[Record set start]

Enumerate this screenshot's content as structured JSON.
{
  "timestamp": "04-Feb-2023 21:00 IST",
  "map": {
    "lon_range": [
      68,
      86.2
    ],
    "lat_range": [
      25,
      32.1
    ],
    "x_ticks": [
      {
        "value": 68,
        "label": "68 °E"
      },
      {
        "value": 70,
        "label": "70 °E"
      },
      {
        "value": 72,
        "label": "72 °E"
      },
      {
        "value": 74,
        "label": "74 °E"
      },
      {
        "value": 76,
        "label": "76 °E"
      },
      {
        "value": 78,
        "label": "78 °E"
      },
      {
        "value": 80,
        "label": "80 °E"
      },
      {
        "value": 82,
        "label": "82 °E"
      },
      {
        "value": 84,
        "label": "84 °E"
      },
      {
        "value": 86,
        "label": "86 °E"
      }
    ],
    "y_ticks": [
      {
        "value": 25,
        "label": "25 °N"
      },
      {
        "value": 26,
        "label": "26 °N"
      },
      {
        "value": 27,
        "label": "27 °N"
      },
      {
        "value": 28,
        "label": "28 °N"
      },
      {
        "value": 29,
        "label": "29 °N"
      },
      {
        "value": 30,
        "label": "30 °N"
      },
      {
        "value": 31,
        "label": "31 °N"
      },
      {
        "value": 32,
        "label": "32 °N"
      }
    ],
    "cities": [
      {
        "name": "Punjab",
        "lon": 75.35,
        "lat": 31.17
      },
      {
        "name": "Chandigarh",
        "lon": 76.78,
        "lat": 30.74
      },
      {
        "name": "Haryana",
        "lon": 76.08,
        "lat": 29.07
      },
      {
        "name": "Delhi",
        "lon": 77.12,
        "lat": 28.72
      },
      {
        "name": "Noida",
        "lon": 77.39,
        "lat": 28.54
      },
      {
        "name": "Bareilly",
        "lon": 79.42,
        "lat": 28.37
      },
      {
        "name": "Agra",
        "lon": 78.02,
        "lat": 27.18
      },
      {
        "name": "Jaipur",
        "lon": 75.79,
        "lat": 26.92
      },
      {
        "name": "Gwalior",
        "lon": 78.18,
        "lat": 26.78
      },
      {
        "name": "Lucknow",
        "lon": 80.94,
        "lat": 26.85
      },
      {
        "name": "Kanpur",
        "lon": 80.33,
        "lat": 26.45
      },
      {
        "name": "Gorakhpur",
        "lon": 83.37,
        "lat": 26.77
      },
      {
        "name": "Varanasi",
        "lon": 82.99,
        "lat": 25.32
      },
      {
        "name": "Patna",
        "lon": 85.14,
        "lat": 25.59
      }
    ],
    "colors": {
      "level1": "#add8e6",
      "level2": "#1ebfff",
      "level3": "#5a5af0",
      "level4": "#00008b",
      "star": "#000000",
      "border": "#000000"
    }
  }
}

[Record set end]

## Problem
Write the material out exactly, with nothing left out.

## Complete output
Enumerate this screenshot's content as structured JSON.
{
  "timestamp": "04-Feb-2023 21:00 IST",
  "map": {
    "lon_range": [
      68,
      86.2
    ],
    "lat_range": [
      25,
      32.1
    ],
    "x_ticks": [
      {
        "value": 68,
        "label": "68 °E"
      },
      {
        "value": 70,
        "label": "70 °E"
      },
      {
        "value": 72,
        "label": "72 °E"
      },
      {
        "value": 74,
        "label": "74 °E"
      },
      {
        "value": 76,
        "label": "76 °E"
      },
      {
        "value": 78,
        "label": "78 °E"
      },
      {
        "value": 80,
        "label": "80 °E"
      },
      {
        "value": 82,
        "label": "82 °E"
      },
      {
        "value": 84,
        "label": "84 °E"
      },
      {
        "value": 86,
        "label": "86 °E"
      }
    ],
    "y_ticks": [
      {
        "value": 25,
        "label": "25 °N"
      },
      {
        "value": 26,
        "label": "26 °N"
      },
      {
        "value": 27,
        "label": "27 °N"
      },
      {
        "value": 28,
        "label": "28 °N"
      },
      {
        "value": 29,
        "label": "29 °N"
      },
      {
        "value": 30,
        "label": "30 °N"
      },
      {
        "value": 31,
        "label": "31 °N"
      },
      {
        "value": 32,
        "label": "32 °N"
      }
    ],
    "cities": [
      {
        "name": "Punjab",
        "lon": 75.35,
        "lat": 31.17
      },
      {
        "name": "Chandigarh",
        "lon": 76.78,
        "lat": 30.74
      },
      {
        "name": "Haryana",
        "lon": 76.08,
        "lat": 29.07
      },
      {
        "name": "Delhi",
        "lon": 77.12,
        "lat": 28.72
      },
      {
        "name": "Noida",
        "lon": 77.39,
        "lat": 28.54
      },
      {
        "name": "Bareilly",
        "lon": 79.42,
        "lat": 28.37
      },
      {
        "name": "Agra",
        "lon": 78.02,
        "lat": 27.18
      },
      {
        "name": "Jaipur",
        "lon": 75.79,
        "lat": 26.92
      },
      {
        "name": "Gwalior",
        "lon": 78.18,
        "lat": 26.78
      },
      {
        "name": "Lucknow",
        "lon": 80.94,
        "lat": 26.85
      },
      {
        "name": "Kanpur",
        "lon": 80.33,
        "lat": 26.45
      },
      {
        "name": "Gorakhpur",
        "lon": 83.37,
        "lat": 26.77
      },
      {
        "name": "Varanasi",
        "lon": 82.99,
        "lat": 25.32
      },
      {
        "name": "Patna",
        "lon": 85.14,
        "lat": 25.59
      }
    ],
    "colors": {
      "level1": "#add8e6",
      "level2": "#1ebfff",
      "level3": "#5a5af0",
      "level4": "#00008b",
      "star": "#000000",
      "border": "#000000"
    }
  }
}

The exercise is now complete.